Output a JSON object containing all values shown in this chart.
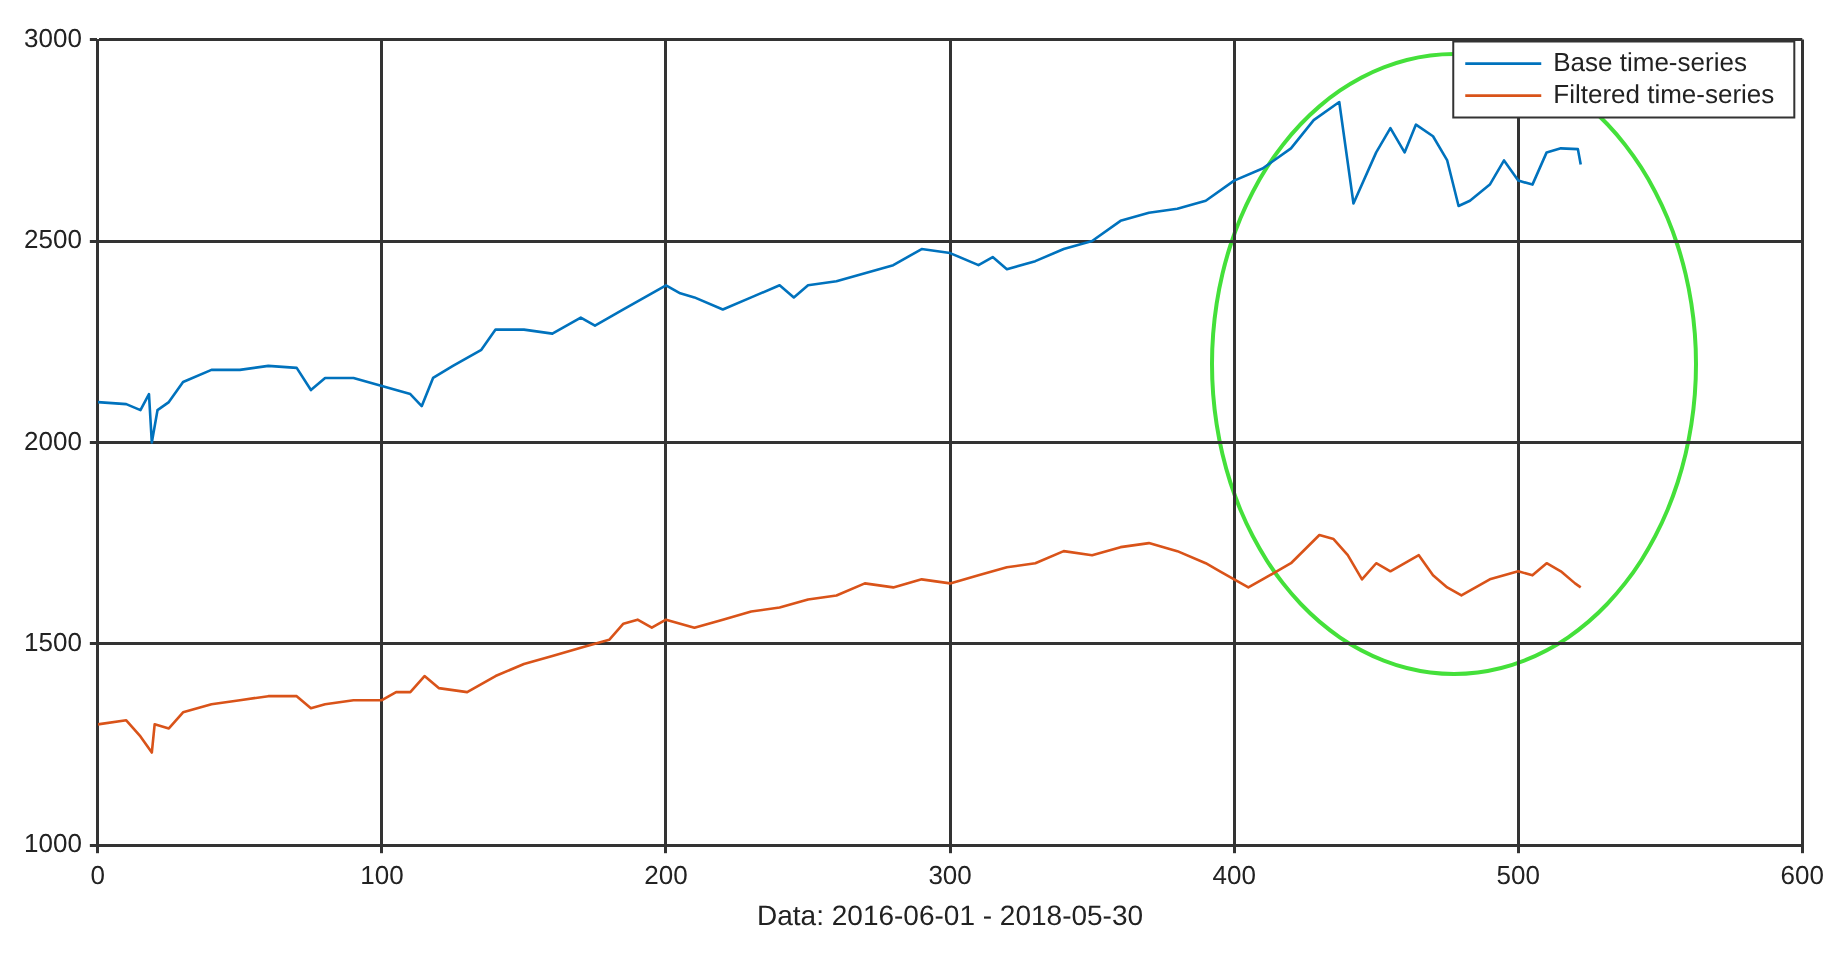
{
  "chart_data": {
    "type": "line",
    "xlabel": "Data: 2016-06-01 - 2018-05-30",
    "xlim": [
      0,
      600
    ],
    "xticks": [
      0,
      100,
      200,
      300,
      400,
      500,
      600
    ],
    "ylim": [
      1000,
      3000
    ],
    "yticks": [
      1000,
      1500,
      2000,
      2500,
      3000
    ],
    "grid": true,
    "legend": "top right",
    "marker": "none",
    "line_style": "solid",
    "series": [
      {
        "name": "Base time-series",
        "color": "#0072bd",
        "x": [
          0,
          10,
          15,
          18,
          19,
          21,
          25,
          30,
          40,
          50,
          60,
          70,
          75,
          80,
          90,
          100,
          105,
          110,
          114,
          118,
          125,
          135,
          140,
          150,
          160,
          170,
          175,
          185,
          195,
          200,
          205,
          210,
          220,
          230,
          240,
          245,
          250,
          260,
          270,
          280,
          290,
          300,
          310,
          315,
          320,
          330,
          340,
          350,
          360,
          370,
          380,
          390,
          400,
          410,
          420,
          428,
          437,
          442,
          450,
          455,
          460,
          464,
          470,
          475,
          479,
          483,
          490,
          495,
          500,
          505,
          510,
          515,
          521,
          522
        ],
        "values": [
          2100,
          2095,
          2080,
          2120,
          2000,
          2080,
          2100,
          2150,
          2180,
          2180,
          2190,
          2185,
          2130,
          2160,
          2160,
          2140,
          2130,
          2120,
          2090,
          2160,
          2190,
          2230,
          2280,
          2280,
          2270,
          2310,
          2290,
          2330,
          2370,
          2390,
          2370,
          2360,
          2330,
          2360,
          2390,
          2360,
          2390,
          2400,
          2420,
          2440,
          2480,
          2470,
          2440,
          2460,
          2430,
          2450,
          2480,
          2500,
          2550,
          2570,
          2580,
          2600,
          2650,
          2680,
          2730,
          2800,
          2845,
          2593,
          2720,
          2780,
          2720,
          2789,
          2760,
          2700,
          2587,
          2600,
          2640,
          2700,
          2650,
          2640,
          2720,
          2730,
          2728,
          2690
        ]
      },
      {
        "name": "Filtered time-series",
        "color": "#d95319",
        "x": [
          0,
          10,
          15,
          19,
          20,
          25,
          30,
          40,
          50,
          60,
          70,
          75,
          80,
          90,
          100,
          105,
          110,
          115,
          120,
          130,
          140,
          150,
          160,
          170,
          180,
          185,
          190,
          195,
          200,
          210,
          220,
          230,
          240,
          250,
          260,
          270,
          280,
          290,
          300,
          310,
          320,
          330,
          340,
          350,
          360,
          370,
          380,
          390,
          395,
          400,
          405,
          410,
          420,
          430,
          435,
          440,
          445,
          450,
          455,
          465,
          470,
          475,
          480,
          490,
          500,
          505,
          510,
          515,
          520,
          522
        ],
        "values": [
          1300,
          1310,
          1270,
          1230,
          1300,
          1290,
          1330,
          1350,
          1360,
          1370,
          1370,
          1340,
          1350,
          1360,
          1360,
          1380,
          1380,
          1420,
          1390,
          1380,
          1420,
          1450,
          1470,
          1490,
          1510,
          1550,
          1560,
          1540,
          1560,
          1540,
          1560,
          1580,
          1590,
          1610,
          1620,
          1650,
          1640,
          1660,
          1650,
          1670,
          1690,
          1700,
          1730,
          1720,
          1740,
          1750,
          1730,
          1700,
          1680,
          1660,
          1640,
          1660,
          1700,
          1770,
          1760,
          1720,
          1660,
          1700,
          1680,
          1720,
          1670,
          1640,
          1620,
          1660,
          1680,
          1670,
          1700,
          1680,
          1650,
          1640
        ]
      }
    ]
  }
}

▶ What is expected
Each record must be quoted in full and exactly. Do not include the pictures.

▶ Solution to the exercise
Output a JSON object containing all values shown in this chart.
{
  "chart_data": {
    "type": "line",
    "xlabel": "Data: 2016-06-01 - 2018-05-30",
    "xlim": [
      0,
      600
    ],
    "xticks": [
      0,
      100,
      200,
      300,
      400,
      500,
      600
    ],
    "ylim": [
      1000,
      3000
    ],
    "yticks": [
      1000,
      1500,
      2000,
      2500,
      3000
    ],
    "grid": true,
    "legend": "top right",
    "marker": "none",
    "line_style": "solid",
    "series": [
      {
        "name": "Base time-series",
        "color": "#0072bd",
        "x": [
          0,
          10,
          15,
          18,
          19,
          21,
          25,
          30,
          40,
          50,
          60,
          70,
          75,
          80,
          90,
          100,
          105,
          110,
          114,
          118,
          125,
          135,
          140,
          150,
          160,
          170,
          175,
          185,
          195,
          200,
          205,
          210,
          220,
          230,
          240,
          245,
          250,
          260,
          270,
          280,
          290,
          300,
          310,
          315,
          320,
          330,
          340,
          350,
          360,
          370,
          380,
          390,
          400,
          410,
          420,
          428,
          437,
          442,
          450,
          455,
          460,
          464,
          470,
          475,
          479,
          483,
          490,
          495,
          500,
          505,
          510,
          515,
          521,
          522
        ],
        "values": [
          2100,
          2095,
          2080,
          2120,
          2000,
          2080,
          2100,
          2150,
          2180,
          2180,
          2190,
          2185,
          2130,
          2160,
          2160,
          2140,
          2130,
          2120,
          2090,
          2160,
          2190,
          2230,
          2280,
          2280,
          2270,
          2310,
          2290,
          2330,
          2370,
          2390,
          2370,
          2360,
          2330,
          2360,
          2390,
          2360,
          2390,
          2400,
          2420,
          2440,
          2480,
          2470,
          2440,
          2460,
          2430,
          2450,
          2480,
          2500,
          2550,
          2570,
          2580,
          2600,
          2650,
          2680,
          2730,
          2800,
          2845,
          2593,
          2720,
          2780,
          2720,
          2789,
          2760,
          2700,
          2587,
          2600,
          2640,
          2700,
          2650,
          2640,
          2720,
          2730,
          2728,
          2690
        ]
      },
      {
        "name": "Filtered time-series",
        "color": "#d95319",
        "x": [
          0,
          10,
          15,
          19,
          20,
          25,
          30,
          40,
          50,
          60,
          70,
          75,
          80,
          90,
          100,
          105,
          110,
          115,
          120,
          130,
          140,
          150,
          160,
          170,
          180,
          185,
          190,
          195,
          200,
          210,
          220,
          230,
          240,
          250,
          260,
          270,
          280,
          290,
          300,
          310,
          320,
          330,
          340,
          350,
          360,
          370,
          380,
          390,
          395,
          400,
          405,
          410,
          420,
          430,
          435,
          440,
          445,
          450,
          455,
          465,
          470,
          475,
          480,
          490,
          500,
          505,
          510,
          515,
          520,
          522
        ],
        "values": [
          1300,
          1310,
          1270,
          1230,
          1300,
          1290,
          1330,
          1350,
          1360,
          1370,
          1370,
          1340,
          1350,
          1360,
          1360,
          1380,
          1380,
          1420,
          1390,
          1380,
          1420,
          1450,
          1470,
          1490,
          1510,
          1550,
          1560,
          1540,
          1560,
          1540,
          1560,
          1580,
          1590,
          1610,
          1620,
          1650,
          1640,
          1660,
          1650,
          1670,
          1690,
          1700,
          1730,
          1720,
          1740,
          1750,
          1730,
          1700,
          1680,
          1660,
          1640,
          1660,
          1700,
          1770,
          1760,
          1720,
          1660,
          1700,
          1680,
          1720,
          1670,
          1640,
          1620,
          1660,
          1680,
          1670,
          1700,
          1680,
          1650,
          1640
        ]
      }
    ]
  }
}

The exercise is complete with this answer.